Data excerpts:
--- start ---

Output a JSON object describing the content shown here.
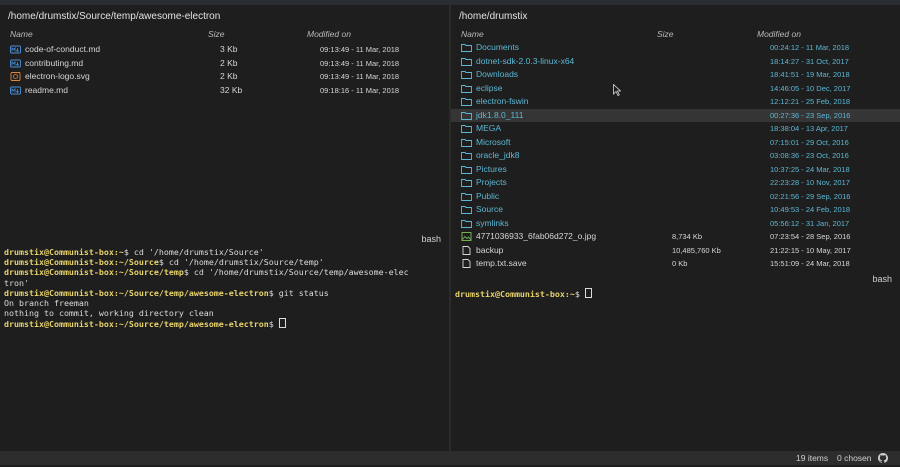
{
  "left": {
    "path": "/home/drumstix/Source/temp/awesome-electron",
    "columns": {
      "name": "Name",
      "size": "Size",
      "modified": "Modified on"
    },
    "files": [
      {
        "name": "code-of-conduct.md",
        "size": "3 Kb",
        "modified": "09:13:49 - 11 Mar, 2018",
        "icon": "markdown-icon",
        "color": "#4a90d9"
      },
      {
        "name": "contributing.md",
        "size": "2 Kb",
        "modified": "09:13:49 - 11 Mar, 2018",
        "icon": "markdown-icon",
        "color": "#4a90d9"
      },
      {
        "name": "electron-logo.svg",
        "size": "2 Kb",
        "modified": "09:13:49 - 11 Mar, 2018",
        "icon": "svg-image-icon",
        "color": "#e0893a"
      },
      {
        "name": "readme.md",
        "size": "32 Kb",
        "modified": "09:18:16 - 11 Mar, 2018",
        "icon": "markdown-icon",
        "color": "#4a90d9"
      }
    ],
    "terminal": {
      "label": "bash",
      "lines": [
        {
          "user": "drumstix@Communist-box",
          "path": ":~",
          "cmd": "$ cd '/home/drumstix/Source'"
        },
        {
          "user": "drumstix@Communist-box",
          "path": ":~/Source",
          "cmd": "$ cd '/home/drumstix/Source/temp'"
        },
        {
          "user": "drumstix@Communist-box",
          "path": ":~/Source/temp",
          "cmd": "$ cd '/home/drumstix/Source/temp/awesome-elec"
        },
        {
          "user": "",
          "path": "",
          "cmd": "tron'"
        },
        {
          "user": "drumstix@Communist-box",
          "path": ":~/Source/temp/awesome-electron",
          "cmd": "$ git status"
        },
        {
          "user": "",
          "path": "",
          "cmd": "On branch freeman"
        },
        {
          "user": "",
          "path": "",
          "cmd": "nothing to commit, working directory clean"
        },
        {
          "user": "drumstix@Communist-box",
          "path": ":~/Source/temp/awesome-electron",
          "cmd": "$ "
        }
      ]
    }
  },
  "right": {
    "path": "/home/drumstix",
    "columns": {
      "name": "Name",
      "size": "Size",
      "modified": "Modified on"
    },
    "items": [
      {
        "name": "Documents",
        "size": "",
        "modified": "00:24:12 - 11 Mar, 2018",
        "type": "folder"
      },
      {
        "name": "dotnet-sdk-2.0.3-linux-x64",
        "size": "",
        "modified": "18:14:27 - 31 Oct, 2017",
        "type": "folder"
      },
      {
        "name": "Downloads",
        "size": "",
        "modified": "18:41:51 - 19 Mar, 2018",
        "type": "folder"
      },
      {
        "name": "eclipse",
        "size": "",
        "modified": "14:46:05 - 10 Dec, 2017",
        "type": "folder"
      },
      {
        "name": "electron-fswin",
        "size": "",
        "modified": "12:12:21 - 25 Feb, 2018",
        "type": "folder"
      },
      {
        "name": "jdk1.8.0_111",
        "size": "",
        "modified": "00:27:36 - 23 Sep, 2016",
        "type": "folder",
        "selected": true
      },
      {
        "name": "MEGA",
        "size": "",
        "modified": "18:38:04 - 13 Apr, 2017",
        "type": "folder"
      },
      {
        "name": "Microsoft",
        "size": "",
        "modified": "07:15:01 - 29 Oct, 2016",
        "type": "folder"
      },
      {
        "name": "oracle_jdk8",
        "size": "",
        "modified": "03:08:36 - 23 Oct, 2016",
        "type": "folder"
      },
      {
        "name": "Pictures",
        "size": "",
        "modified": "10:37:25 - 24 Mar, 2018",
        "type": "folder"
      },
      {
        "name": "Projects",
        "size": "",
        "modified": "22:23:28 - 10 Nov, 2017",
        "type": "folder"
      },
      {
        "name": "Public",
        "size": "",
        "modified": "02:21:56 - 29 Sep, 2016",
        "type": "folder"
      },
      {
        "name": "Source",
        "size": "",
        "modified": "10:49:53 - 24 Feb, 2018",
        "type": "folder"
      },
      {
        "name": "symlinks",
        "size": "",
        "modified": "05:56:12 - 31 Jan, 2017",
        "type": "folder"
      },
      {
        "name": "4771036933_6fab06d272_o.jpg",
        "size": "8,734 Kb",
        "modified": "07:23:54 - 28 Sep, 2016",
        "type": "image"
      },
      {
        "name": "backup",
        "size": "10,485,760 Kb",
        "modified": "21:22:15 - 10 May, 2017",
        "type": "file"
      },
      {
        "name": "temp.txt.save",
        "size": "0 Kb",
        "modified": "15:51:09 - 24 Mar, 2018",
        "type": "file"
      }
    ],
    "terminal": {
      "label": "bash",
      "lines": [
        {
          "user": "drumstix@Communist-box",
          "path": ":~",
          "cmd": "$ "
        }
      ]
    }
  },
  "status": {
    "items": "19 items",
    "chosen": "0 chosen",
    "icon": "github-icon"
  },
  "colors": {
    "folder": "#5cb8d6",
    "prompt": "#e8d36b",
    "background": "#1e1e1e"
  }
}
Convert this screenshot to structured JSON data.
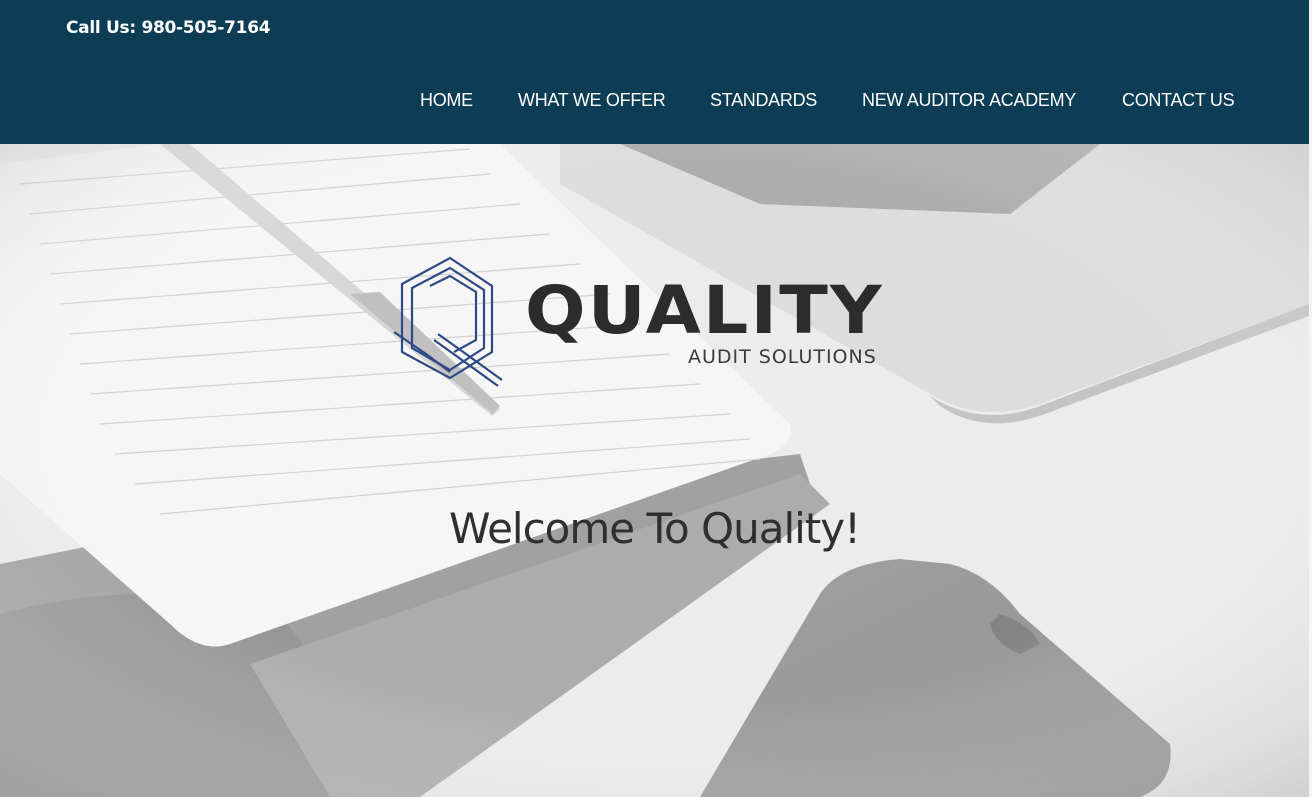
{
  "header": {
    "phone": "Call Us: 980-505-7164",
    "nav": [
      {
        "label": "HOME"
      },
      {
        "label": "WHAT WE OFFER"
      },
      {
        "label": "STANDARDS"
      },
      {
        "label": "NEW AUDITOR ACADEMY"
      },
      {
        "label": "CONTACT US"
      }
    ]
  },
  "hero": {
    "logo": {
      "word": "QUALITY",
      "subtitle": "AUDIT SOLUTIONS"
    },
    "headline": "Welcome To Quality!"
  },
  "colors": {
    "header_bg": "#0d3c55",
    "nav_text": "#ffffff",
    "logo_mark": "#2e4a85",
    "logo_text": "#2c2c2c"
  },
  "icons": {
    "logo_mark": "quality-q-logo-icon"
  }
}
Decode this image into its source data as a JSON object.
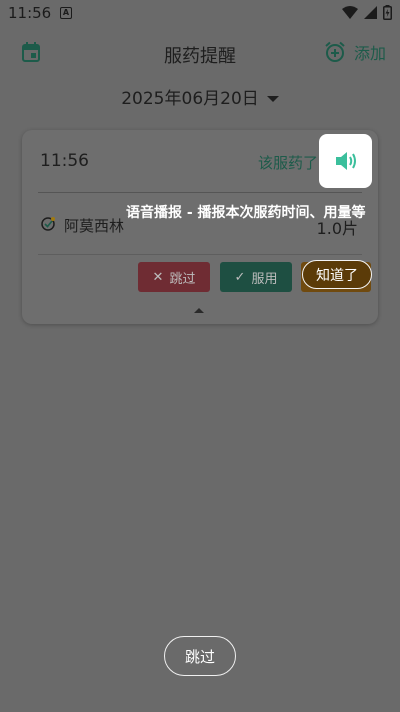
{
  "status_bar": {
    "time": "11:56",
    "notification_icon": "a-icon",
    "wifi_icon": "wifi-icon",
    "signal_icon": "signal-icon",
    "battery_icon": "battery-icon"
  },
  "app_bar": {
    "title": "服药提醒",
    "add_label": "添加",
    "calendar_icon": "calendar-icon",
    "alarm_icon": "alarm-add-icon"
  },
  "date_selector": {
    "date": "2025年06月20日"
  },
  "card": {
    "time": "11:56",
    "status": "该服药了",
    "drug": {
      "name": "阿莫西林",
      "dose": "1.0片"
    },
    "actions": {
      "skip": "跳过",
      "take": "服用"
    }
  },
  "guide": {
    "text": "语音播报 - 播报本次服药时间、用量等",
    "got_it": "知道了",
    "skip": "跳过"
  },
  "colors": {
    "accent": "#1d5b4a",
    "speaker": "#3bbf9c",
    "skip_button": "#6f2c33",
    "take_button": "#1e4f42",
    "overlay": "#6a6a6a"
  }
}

--- end ---

**AIM OF THE TASK:** Your copy of the data above should match it exactly, except that pictures are left out.

**THE SOLUTION:**
Output a JSON object describing the content shown here.
{
  "left": {
    "path": "/home/drumstix/Source/temp/awesome-electron",
    "columns": {
      "name": "Name",
      "size": "Size",
      "modified": "Modified on"
    },
    "files": [
      {
        "name": "code-of-conduct.md",
        "size": "3 Kb",
        "modified": "09:13:49 - 11 Mar, 2018",
        "icon": "markdown-icon",
        "color": "#4a90d9"
      },
      {
        "name": "contributing.md",
        "size": "2 Kb",
        "modified": "09:13:49 - 11 Mar, 2018",
        "icon": "markdown-icon",
        "color": "#4a90d9"
      },
      {
        "name": "electron-logo.svg",
        "size": "2 Kb",
        "modified": "09:13:49 - 11 Mar, 2018",
        "icon": "svg-image-icon",
        "color": "#e0893a"
      },
      {
        "name": "readme.md",
        "size": "32 Kb",
        "modified": "09:18:16 - 11 Mar, 2018",
        "icon": "markdown-icon",
        "color": "#4a90d9"
      }
    ],
    "terminal": {
      "label": "bash",
      "lines": [
        {
          "user": "drumstix@Communist-box",
          "path": ":~",
          "cmd": "$ cd '/home/drumstix/Source'"
        },
        {
          "user": "drumstix@Communist-box",
          "path": ":~/Source",
          "cmd": "$ cd '/home/drumstix/Source/temp'"
        },
        {
          "user": "drumstix@Communist-box",
          "path": ":~/Source/temp",
          "cmd": "$ cd '/home/drumstix/Source/temp/awesome-elec"
        },
        {
          "user": "",
          "path": "",
          "cmd": "tron'"
        },
        {
          "user": "drumstix@Communist-box",
          "path": ":~/Source/temp/awesome-electron",
          "cmd": "$ git status"
        },
        {
          "user": "",
          "path": "",
          "cmd": "On branch freeman"
        },
        {
          "user": "",
          "path": "",
          "cmd": "nothing to commit, working directory clean"
        },
        {
          "user": "drumstix@Communist-box",
          "path": ":~/Source/temp/awesome-electron",
          "cmd": "$ "
        }
      ]
    }
  },
  "right": {
    "path": "/home/drumstix",
    "columns": {
      "name": "Name",
      "size": "Size",
      "modified": "Modified on"
    },
    "items": [
      {
        "name": "Documents",
        "size": "",
        "modified": "00:24:12 - 11 Mar, 2018",
        "type": "folder"
      },
      {
        "name": "dotnet-sdk-2.0.3-linux-x64",
        "size": "",
        "modified": "18:14:27 - 31 Oct, 2017",
        "type": "folder"
      },
      {
        "name": "Downloads",
        "size": "",
        "modified": "18:41:51 - 19 Mar, 2018",
        "type": "folder"
      },
      {
        "name": "eclipse",
        "size": "",
        "modified": "14:46:05 - 10 Dec, 2017",
        "type": "folder"
      },
      {
        "name": "electron-fswin",
        "size": "",
        "modified": "12:12:21 - 25 Feb, 2018",
        "type": "folder"
      },
      {
        "name": "jdk1.8.0_111",
        "size": "",
        "modified": "00:27:36 - 23 Sep, 2016",
        "type": "folder",
        "selected": true
      },
      {
        "name": "MEGA",
        "size": "",
        "modified": "18:38:04 - 13 Apr, 2017",
        "type": "folder"
      },
      {
        "name": "Microsoft",
        "size": "",
        "modified": "07:15:01 - 29 Oct, 2016",
        "type": "folder"
      },
      {
        "name": "oracle_jdk8",
        "size": "",
        "modified": "03:08:36 - 23 Oct, 2016",
        "type": "folder"
      },
      {
        "name": "Pictures",
        "size": "",
        "modified": "10:37:25 - 24 Mar, 2018",
        "type": "folder"
      },
      {
        "name": "Projects",
        "size": "",
        "modified": "22:23:28 - 10 Nov, 2017",
        "type": "folder"
      },
      {
        "name": "Public",
        "size": "",
        "modified": "02:21:56 - 29 Sep, 2016",
        "type": "folder"
      },
      {
        "name": "Source",
        "size": "",
        "modified": "10:49:53 - 24 Feb, 2018",
        "type": "folder"
      },
      {
        "name": "symlinks",
        "size": "",
        "modified": "05:56:12 - 31 Jan, 2017",
        "type": "folder"
      },
      {
        "name": "4771036933_6fab06d272_o.jpg",
        "size": "8,734 Kb",
        "modified": "07:23:54 - 28 Sep, 2016",
        "type": "image"
      },
      {
        "name": "backup",
        "size": "10,485,760 Kb",
        "modified": "21:22:15 - 10 May, 2017",
        "type": "file"
      },
      {
        "name": "temp.txt.save",
        "size": "0 Kb",
        "modified": "15:51:09 - 24 Mar, 2018",
        "type": "file"
      }
    ],
    "terminal": {
      "label": "bash",
      "lines": [
        {
          "user": "drumstix@Communist-box",
          "path": ":~",
          "cmd": "$ "
        }
      ]
    }
  },
  "status": {
    "items": "19 items",
    "chosen": "0 chosen",
    "icon": "github-icon"
  },
  "colors": {
    "folder": "#5cb8d6",
    "prompt": "#e8d36b",
    "background": "#1e1e1e"
  }
}
Convert this screenshot to structured JSON data.
{
  "header": {
    "phone": "Call Us: 980-505-7164",
    "nav": [
      {
        "label": "HOME"
      },
      {
        "label": "WHAT WE OFFER"
      },
      {
        "label": "STANDARDS"
      },
      {
        "label": "NEW AUDITOR ACADEMY"
      },
      {
        "label": "CONTACT US"
      }
    ]
  },
  "hero": {
    "logo": {
      "word": "QUALITY",
      "subtitle": "AUDIT SOLUTIONS"
    },
    "headline": "Welcome To Quality!"
  },
  "colors": {
    "header_bg": "#0d3c55",
    "nav_text": "#ffffff",
    "logo_mark": "#2e4a85",
    "logo_text": "#2c2c2c"
  },
  "icons": {
    "logo_mark": "quality-q-logo-icon"
  }
}
Decode this image into its source data as a JSON object.
{
  "status_bar": {
    "time": "11:56",
    "notification_icon": "a-icon",
    "wifi_icon": "wifi-icon",
    "signal_icon": "signal-icon",
    "battery_icon": "battery-icon"
  },
  "app_bar": {
    "title": "服药提醒",
    "add_label": "添加",
    "calendar_icon": "calendar-icon",
    "alarm_icon": "alarm-add-icon"
  },
  "date_selector": {
    "date": "2025年06月20日"
  },
  "card": {
    "time": "11:56",
    "status": "该服药了",
    "drug": {
      "name": "阿莫西林",
      "dose": "1.0片"
    },
    "actions": {
      "skip": "跳过",
      "take": "服用"
    }
  },
  "guide": {
    "text": "语音播报 - 播报本次服药时间、用量等",
    "got_it": "知道了",
    "skip": "跳过"
  },
  "colors": {
    "accent": "#1d5b4a",
    "speaker": "#3bbf9c",
    "skip_button": "#6f2c33",
    "take_button": "#1e4f42",
    "overlay": "#6a6a6a"
  }
}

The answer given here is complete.